Aim: Note each line that includes the word "name". Copy those lines.

--- START ---

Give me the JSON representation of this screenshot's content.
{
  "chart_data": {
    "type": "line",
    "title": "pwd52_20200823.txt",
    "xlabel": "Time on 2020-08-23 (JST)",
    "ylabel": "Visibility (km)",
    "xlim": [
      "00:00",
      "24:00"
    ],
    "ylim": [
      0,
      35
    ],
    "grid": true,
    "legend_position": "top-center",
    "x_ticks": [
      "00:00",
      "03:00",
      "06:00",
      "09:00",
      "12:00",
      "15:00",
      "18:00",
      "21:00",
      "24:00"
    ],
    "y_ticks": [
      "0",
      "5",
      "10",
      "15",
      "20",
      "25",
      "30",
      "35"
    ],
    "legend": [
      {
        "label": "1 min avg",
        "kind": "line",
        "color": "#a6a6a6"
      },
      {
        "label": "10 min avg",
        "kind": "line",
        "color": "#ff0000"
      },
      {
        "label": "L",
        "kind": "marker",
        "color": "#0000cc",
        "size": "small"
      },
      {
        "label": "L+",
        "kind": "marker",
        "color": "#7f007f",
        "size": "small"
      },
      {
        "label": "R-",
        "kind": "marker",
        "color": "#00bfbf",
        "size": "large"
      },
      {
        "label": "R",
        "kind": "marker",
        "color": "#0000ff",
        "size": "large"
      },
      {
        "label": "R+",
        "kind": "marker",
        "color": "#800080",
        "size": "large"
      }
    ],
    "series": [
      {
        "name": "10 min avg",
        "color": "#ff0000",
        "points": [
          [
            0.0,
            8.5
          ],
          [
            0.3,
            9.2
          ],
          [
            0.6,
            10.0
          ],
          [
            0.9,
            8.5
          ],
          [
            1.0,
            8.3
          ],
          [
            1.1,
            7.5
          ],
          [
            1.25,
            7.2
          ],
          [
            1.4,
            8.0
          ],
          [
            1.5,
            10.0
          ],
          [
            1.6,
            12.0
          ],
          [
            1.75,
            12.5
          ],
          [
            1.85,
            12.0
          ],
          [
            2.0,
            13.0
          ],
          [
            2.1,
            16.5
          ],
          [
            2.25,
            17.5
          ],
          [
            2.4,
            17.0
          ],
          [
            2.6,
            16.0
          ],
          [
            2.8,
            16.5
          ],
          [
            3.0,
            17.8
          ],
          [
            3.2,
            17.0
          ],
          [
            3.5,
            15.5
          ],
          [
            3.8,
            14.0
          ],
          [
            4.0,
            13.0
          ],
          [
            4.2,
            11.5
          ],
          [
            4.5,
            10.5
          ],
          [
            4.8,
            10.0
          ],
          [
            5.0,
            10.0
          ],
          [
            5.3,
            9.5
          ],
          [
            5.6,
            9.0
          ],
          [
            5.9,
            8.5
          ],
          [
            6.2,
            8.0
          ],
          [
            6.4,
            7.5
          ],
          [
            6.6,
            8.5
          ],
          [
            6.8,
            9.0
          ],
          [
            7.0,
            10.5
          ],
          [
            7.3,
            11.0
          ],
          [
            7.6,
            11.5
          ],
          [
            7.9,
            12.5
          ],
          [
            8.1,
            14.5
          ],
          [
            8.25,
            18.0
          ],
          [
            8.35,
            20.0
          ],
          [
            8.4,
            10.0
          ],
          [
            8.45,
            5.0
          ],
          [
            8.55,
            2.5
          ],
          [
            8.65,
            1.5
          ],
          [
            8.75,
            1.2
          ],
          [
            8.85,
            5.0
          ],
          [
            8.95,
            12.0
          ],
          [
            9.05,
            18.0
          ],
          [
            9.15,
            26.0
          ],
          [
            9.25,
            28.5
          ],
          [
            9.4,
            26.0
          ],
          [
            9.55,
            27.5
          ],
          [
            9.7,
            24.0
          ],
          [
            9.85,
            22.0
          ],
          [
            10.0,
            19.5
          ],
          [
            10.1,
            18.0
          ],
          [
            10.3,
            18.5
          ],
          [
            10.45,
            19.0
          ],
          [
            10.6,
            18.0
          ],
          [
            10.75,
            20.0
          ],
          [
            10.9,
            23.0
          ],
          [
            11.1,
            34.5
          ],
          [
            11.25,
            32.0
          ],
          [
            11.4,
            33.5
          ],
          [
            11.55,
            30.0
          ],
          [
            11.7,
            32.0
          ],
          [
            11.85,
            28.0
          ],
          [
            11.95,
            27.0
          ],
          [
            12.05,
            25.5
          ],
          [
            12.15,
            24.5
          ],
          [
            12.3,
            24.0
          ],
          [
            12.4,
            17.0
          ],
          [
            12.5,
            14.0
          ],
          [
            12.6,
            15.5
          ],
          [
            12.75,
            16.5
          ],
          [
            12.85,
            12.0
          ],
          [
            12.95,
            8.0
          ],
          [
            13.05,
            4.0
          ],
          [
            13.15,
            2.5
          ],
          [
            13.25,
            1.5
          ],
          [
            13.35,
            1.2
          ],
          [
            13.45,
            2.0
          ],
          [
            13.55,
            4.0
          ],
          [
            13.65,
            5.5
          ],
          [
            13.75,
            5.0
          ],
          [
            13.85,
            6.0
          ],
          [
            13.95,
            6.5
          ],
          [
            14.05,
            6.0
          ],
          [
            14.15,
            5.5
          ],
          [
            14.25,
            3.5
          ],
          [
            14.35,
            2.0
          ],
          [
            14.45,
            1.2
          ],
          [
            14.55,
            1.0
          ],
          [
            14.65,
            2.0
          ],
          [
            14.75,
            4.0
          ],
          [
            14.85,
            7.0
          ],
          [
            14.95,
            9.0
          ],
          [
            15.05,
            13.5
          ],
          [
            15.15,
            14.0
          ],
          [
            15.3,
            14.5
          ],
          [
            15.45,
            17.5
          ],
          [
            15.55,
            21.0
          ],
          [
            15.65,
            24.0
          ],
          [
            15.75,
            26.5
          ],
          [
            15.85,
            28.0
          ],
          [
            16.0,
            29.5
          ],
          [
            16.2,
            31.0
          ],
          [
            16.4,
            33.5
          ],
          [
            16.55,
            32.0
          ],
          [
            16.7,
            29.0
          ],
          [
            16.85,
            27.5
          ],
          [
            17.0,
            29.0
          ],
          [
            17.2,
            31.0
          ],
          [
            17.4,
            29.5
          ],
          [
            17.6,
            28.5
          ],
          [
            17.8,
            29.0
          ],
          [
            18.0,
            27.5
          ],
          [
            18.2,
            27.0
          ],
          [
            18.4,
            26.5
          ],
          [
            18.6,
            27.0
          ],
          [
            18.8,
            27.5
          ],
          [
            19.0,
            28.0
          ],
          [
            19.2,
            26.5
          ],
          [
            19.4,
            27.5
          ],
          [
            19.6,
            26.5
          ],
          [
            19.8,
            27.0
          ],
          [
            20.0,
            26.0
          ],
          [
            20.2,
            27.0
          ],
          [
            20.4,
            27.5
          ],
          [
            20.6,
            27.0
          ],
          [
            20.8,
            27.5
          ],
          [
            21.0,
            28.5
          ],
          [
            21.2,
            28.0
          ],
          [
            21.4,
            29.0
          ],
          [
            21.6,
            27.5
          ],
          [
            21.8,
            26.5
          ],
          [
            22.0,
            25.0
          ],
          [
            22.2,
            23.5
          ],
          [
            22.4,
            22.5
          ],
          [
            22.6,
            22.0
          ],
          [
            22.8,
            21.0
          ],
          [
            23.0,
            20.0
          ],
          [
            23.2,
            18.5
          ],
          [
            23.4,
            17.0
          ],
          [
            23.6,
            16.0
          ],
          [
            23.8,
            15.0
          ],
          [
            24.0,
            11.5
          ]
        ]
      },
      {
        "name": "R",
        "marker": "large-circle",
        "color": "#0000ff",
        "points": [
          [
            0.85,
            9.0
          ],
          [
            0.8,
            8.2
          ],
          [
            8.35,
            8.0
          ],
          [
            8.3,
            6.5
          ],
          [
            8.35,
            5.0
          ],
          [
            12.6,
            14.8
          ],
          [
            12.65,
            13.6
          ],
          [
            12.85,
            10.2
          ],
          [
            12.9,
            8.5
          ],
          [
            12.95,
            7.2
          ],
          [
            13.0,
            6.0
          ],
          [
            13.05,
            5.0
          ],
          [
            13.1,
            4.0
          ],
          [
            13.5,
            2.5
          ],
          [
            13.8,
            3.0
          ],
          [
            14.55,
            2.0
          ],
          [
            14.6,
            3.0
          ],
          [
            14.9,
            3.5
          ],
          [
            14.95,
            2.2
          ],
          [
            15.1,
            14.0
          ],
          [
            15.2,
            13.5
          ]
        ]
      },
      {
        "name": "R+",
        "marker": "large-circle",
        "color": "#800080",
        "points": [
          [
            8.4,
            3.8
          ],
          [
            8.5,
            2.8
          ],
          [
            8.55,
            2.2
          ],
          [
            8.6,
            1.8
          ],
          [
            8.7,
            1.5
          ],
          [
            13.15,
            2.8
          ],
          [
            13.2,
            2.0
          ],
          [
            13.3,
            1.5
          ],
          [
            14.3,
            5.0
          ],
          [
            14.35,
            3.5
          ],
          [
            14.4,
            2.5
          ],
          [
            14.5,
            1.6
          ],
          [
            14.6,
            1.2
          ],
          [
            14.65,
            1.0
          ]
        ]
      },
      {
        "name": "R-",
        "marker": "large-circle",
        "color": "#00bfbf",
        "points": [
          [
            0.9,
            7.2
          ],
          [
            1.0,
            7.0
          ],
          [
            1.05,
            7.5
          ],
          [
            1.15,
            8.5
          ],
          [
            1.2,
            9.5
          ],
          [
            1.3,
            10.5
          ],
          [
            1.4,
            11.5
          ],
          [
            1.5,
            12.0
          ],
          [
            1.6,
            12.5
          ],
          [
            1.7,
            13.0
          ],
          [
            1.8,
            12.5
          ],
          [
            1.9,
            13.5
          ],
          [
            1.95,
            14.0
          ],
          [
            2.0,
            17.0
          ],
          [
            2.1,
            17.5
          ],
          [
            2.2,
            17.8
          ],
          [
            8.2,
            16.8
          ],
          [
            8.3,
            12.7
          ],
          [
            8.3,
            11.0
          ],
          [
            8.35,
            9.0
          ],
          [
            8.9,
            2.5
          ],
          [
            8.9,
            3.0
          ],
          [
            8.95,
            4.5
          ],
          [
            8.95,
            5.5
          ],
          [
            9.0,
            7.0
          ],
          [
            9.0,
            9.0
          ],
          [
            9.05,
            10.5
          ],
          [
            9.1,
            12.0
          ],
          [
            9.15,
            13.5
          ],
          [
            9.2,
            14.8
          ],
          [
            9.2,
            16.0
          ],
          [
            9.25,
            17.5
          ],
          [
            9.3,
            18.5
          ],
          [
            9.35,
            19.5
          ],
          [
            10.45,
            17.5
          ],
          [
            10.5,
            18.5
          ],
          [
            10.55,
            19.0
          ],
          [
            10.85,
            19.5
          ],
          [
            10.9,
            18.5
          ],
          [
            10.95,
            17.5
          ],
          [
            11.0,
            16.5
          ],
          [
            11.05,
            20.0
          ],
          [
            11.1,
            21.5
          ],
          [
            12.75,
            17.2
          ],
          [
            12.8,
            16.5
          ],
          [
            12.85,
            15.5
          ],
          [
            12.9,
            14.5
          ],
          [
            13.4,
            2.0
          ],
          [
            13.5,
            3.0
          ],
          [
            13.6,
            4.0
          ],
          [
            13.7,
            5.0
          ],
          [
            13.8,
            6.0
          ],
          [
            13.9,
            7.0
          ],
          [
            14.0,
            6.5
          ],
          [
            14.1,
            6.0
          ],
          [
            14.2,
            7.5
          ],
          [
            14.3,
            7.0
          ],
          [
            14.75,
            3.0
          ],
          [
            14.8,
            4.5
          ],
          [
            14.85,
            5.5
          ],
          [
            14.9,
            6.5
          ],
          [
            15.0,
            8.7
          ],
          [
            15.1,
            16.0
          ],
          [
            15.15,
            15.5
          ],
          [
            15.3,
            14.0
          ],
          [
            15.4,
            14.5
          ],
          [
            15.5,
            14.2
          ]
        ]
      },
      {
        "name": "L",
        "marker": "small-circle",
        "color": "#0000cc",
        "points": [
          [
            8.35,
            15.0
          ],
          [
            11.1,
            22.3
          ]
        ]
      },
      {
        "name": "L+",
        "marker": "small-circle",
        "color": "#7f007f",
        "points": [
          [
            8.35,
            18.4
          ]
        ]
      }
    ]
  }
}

--- END ---

Written solution:
        "name": "10 min avg",
        "name": "R",
        "name": "R+",
        "name": "R-",
        "name": "L",
        "name": "L+",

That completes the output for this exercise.